::: Dataset excerpts

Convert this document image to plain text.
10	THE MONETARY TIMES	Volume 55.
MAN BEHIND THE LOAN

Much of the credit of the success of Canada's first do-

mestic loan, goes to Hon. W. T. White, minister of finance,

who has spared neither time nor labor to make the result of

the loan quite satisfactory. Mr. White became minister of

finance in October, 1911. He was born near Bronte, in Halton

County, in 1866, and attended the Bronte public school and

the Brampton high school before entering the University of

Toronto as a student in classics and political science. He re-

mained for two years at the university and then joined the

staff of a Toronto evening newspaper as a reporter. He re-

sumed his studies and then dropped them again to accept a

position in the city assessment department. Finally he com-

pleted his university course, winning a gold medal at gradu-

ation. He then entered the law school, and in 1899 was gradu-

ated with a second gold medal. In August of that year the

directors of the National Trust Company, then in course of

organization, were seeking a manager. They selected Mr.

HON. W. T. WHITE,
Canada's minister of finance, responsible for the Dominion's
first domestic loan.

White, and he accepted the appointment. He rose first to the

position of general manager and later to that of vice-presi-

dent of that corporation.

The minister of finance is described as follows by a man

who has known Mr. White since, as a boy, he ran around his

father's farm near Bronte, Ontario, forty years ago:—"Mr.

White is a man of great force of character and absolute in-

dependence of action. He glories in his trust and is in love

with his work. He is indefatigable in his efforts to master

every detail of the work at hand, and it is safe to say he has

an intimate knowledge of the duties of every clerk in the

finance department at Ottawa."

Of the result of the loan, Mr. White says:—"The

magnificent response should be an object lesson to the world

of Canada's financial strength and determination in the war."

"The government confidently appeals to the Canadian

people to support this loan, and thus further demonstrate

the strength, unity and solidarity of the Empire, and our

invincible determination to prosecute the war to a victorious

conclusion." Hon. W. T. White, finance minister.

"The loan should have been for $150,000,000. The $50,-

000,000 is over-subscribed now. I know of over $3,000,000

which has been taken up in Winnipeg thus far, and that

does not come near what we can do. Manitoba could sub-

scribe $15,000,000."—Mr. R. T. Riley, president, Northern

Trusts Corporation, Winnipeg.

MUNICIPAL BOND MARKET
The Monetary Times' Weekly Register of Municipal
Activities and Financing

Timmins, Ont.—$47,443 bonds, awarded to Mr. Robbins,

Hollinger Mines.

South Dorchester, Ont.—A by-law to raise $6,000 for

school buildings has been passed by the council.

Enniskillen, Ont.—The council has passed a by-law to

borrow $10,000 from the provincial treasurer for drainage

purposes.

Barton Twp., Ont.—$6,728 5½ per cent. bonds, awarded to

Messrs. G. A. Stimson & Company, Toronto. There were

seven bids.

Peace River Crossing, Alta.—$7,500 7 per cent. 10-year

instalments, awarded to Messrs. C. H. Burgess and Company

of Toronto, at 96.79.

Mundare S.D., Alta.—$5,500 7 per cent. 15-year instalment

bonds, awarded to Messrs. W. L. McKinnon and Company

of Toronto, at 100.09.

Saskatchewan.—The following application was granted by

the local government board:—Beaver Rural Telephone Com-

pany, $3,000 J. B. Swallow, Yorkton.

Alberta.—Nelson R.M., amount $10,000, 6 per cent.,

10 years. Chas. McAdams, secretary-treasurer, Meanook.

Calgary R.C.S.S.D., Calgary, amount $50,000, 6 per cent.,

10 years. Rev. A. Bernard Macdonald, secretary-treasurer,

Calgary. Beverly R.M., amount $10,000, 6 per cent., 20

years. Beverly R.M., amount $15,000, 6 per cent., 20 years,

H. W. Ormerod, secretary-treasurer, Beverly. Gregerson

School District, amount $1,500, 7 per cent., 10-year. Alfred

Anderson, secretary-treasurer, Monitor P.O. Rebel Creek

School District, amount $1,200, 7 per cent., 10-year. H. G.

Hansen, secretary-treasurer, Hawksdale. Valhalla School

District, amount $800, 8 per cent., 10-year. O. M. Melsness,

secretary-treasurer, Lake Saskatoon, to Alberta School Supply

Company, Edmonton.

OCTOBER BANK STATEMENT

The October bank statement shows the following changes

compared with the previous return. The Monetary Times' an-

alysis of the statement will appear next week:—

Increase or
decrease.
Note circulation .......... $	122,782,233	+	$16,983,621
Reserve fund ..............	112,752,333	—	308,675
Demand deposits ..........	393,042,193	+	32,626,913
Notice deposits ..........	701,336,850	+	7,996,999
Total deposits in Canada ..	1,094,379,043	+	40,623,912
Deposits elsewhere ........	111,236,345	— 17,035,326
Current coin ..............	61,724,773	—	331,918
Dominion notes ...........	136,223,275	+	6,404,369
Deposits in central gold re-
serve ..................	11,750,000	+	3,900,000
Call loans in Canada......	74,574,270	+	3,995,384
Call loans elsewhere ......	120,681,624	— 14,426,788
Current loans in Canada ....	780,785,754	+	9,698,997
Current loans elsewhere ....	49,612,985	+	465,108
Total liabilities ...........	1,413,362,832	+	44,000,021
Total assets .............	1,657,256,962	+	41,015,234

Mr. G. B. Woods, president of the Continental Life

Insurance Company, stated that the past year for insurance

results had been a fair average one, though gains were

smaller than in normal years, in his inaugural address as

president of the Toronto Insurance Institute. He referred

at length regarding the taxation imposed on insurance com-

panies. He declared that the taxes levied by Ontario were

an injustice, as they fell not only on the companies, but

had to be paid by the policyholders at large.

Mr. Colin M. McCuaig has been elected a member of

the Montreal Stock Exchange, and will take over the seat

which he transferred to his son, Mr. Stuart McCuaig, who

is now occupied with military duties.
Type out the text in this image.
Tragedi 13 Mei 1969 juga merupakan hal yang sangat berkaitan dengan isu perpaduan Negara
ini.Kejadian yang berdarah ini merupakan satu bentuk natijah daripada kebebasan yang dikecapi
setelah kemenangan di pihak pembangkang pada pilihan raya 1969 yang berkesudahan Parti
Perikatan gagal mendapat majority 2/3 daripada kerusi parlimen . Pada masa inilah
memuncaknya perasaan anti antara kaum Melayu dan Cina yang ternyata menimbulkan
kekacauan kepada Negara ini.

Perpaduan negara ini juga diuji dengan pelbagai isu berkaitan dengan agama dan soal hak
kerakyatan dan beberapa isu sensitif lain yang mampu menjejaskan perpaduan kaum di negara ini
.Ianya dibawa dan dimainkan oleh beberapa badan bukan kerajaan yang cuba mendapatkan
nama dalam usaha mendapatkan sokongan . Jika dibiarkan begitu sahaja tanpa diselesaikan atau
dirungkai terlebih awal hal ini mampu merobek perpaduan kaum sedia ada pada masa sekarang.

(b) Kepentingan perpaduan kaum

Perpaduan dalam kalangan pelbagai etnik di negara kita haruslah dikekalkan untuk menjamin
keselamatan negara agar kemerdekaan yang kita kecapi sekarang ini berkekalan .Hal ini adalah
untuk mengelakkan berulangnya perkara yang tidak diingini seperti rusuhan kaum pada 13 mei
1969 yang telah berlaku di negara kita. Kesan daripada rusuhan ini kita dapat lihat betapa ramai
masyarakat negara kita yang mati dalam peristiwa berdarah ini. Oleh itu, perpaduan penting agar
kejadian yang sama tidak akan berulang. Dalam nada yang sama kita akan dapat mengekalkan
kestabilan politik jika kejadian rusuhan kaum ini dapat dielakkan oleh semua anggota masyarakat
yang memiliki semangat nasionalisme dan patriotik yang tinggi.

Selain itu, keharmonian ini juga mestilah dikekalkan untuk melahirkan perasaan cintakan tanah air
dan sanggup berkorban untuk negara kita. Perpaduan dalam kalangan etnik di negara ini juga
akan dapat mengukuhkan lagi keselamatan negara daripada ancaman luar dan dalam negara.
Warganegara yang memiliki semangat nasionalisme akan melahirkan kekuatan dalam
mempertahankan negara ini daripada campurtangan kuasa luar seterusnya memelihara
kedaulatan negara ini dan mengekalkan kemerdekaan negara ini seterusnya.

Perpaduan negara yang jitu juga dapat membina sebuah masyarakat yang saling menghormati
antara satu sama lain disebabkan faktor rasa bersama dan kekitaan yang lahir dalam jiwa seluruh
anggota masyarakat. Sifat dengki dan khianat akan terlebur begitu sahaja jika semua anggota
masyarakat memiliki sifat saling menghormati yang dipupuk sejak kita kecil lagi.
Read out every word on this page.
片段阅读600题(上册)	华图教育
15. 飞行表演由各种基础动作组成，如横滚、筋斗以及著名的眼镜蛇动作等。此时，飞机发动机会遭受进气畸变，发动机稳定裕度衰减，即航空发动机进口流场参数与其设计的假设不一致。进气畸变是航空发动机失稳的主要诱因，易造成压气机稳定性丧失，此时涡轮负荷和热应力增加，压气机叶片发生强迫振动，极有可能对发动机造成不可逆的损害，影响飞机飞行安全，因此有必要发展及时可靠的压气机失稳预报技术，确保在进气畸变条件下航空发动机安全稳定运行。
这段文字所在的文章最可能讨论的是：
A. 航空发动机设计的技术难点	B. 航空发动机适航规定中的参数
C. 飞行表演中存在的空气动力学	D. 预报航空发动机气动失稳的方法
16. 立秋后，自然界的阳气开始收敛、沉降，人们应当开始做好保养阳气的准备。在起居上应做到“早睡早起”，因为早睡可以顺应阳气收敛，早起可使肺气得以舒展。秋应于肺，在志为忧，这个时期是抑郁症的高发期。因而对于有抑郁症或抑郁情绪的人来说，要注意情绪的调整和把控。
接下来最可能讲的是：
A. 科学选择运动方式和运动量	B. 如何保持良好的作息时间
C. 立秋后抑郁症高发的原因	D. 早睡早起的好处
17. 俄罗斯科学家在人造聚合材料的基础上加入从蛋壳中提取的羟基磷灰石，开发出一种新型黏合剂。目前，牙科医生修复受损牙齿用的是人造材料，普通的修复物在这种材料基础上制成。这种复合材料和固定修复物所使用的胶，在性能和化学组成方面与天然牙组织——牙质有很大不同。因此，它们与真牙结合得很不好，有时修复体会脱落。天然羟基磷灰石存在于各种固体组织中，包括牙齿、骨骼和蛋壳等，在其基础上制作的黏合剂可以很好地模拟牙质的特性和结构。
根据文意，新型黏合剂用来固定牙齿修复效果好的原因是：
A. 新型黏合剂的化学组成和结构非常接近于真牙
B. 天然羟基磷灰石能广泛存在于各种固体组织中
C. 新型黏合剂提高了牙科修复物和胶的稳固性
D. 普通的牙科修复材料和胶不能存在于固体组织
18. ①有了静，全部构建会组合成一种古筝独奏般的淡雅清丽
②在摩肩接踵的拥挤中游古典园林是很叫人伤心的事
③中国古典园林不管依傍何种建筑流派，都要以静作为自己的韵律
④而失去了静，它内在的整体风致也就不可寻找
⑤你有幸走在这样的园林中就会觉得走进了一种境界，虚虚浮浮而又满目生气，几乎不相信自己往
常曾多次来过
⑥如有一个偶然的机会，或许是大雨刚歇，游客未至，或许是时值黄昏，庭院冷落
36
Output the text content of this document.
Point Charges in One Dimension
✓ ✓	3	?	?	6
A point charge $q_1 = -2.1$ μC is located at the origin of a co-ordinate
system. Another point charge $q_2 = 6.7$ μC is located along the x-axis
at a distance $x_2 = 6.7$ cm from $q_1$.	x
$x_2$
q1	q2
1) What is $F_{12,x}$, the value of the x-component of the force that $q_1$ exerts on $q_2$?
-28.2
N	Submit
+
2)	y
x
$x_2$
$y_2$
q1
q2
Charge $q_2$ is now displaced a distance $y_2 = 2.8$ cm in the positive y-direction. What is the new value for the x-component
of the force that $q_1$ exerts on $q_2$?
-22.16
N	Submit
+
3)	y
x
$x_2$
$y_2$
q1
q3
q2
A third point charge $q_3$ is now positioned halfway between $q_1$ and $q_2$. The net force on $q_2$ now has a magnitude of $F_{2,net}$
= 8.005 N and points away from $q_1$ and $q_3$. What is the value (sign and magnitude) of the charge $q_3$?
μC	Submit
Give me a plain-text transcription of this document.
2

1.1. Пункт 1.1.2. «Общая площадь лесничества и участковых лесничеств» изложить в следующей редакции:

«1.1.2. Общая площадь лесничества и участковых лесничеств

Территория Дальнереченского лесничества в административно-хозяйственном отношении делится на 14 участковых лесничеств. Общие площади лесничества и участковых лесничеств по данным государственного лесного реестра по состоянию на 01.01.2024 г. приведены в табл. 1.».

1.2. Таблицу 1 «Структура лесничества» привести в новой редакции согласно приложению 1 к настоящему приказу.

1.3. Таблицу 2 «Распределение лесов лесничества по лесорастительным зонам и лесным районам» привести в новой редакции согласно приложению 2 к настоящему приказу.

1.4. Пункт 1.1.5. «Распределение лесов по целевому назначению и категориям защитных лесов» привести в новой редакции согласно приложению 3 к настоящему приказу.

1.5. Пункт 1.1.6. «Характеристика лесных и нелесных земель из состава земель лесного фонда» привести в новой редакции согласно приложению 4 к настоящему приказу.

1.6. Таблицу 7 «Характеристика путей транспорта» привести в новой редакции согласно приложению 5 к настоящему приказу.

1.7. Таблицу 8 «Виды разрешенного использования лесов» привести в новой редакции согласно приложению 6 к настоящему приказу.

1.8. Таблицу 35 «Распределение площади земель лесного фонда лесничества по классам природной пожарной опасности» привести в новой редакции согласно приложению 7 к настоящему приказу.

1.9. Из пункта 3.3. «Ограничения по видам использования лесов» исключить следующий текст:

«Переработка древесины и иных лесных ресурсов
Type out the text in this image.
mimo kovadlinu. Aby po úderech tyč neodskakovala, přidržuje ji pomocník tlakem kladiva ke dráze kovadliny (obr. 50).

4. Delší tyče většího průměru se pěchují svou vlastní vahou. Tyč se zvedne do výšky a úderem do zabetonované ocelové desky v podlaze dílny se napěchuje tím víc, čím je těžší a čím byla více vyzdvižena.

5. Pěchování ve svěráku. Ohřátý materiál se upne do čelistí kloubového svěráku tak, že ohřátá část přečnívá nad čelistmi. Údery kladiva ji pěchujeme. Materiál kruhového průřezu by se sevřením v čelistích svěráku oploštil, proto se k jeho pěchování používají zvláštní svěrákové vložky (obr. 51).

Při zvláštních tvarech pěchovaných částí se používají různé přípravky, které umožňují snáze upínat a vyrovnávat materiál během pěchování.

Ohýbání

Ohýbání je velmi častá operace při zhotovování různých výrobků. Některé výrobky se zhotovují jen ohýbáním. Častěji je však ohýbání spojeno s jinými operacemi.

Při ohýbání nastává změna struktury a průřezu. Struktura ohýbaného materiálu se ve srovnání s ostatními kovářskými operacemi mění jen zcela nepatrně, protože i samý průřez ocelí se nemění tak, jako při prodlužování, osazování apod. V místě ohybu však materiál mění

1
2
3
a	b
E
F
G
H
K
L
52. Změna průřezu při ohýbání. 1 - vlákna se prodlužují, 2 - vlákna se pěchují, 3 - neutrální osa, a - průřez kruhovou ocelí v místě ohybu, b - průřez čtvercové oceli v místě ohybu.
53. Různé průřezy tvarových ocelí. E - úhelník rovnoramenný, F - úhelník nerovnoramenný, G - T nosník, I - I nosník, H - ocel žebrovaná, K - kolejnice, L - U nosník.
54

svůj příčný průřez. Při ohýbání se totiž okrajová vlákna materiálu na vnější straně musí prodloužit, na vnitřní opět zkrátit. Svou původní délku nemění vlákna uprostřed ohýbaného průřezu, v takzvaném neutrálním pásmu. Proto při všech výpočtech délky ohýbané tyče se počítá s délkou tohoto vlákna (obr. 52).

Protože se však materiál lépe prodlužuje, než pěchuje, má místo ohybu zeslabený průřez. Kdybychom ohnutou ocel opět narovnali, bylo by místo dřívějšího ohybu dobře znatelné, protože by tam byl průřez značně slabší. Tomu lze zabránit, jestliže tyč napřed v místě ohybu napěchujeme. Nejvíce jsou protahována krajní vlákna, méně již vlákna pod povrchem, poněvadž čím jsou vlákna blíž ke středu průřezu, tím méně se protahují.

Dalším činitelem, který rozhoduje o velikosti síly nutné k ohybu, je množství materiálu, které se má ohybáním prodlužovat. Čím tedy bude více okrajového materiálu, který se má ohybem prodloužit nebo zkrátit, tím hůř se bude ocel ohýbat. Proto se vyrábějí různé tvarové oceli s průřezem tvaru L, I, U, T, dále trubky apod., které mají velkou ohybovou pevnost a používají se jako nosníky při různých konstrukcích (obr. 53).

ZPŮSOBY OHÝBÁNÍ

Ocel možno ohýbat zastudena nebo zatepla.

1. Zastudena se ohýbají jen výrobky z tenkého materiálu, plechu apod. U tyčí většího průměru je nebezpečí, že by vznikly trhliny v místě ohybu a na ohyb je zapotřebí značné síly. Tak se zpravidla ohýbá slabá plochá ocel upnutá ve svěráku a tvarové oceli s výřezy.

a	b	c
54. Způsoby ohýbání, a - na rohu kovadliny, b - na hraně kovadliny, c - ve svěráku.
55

::::::

Short problem
State how many lines of the listing above include the word "work". Give nothing but the number.

Solution
2